GOAL. From the entries that follow, extract each line holding the string "Impression".

Dataset items:
____

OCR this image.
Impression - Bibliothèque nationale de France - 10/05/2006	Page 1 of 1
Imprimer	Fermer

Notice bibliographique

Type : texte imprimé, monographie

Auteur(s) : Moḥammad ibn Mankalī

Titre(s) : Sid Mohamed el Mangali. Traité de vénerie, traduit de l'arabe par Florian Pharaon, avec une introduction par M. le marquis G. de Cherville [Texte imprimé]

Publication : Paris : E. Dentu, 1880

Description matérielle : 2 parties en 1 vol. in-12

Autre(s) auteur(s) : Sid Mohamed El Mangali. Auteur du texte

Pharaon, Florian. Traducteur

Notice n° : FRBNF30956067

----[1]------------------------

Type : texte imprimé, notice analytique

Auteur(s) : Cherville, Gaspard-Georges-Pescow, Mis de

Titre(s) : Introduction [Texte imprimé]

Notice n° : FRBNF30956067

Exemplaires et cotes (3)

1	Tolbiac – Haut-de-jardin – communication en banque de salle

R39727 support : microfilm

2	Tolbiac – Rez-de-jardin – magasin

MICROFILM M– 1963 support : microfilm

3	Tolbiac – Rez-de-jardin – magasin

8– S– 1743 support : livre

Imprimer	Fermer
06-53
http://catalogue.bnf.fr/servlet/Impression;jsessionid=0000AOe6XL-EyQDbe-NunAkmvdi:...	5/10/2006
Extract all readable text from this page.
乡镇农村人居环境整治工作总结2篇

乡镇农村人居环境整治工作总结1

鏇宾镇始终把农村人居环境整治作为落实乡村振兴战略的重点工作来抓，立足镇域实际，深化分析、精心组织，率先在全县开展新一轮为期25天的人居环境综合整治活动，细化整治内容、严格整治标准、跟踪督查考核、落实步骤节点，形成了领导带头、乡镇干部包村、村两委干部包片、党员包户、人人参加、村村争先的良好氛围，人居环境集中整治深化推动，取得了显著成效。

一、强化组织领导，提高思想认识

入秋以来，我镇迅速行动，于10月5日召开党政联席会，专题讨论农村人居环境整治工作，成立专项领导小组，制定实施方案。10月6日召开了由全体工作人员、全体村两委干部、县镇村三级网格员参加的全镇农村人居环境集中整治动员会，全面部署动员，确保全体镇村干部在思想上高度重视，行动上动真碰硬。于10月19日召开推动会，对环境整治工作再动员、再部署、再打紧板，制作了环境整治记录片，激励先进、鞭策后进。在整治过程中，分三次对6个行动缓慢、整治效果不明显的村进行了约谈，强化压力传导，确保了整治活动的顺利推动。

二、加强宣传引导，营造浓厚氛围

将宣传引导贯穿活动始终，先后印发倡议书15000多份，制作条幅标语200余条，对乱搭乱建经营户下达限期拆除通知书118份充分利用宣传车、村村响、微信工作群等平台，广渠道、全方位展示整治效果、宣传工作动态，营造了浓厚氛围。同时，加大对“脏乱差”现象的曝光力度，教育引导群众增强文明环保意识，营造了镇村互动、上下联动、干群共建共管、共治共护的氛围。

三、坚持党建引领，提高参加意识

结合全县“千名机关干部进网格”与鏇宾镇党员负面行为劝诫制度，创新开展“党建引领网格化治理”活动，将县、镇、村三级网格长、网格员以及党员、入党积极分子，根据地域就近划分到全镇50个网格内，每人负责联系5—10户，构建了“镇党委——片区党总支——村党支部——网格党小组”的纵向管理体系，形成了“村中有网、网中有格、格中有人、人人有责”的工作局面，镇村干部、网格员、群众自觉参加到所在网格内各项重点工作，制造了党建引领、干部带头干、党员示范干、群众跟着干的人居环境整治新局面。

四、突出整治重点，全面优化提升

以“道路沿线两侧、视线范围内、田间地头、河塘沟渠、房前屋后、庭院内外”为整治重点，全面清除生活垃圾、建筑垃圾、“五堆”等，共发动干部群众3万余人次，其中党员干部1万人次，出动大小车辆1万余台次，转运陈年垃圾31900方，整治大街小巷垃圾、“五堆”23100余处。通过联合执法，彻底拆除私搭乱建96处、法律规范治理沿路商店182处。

____

SOLUTION TO THIS PROBLEM.
Impression - Bibliothèque nationale de France - 10/05/2006	Page 1 of 1
http://catalogue.bnf.fr/servlet/Impression;jsessionid=0000AOe6XL-EyQDbe-NunAkmvdi:...	5/10/2006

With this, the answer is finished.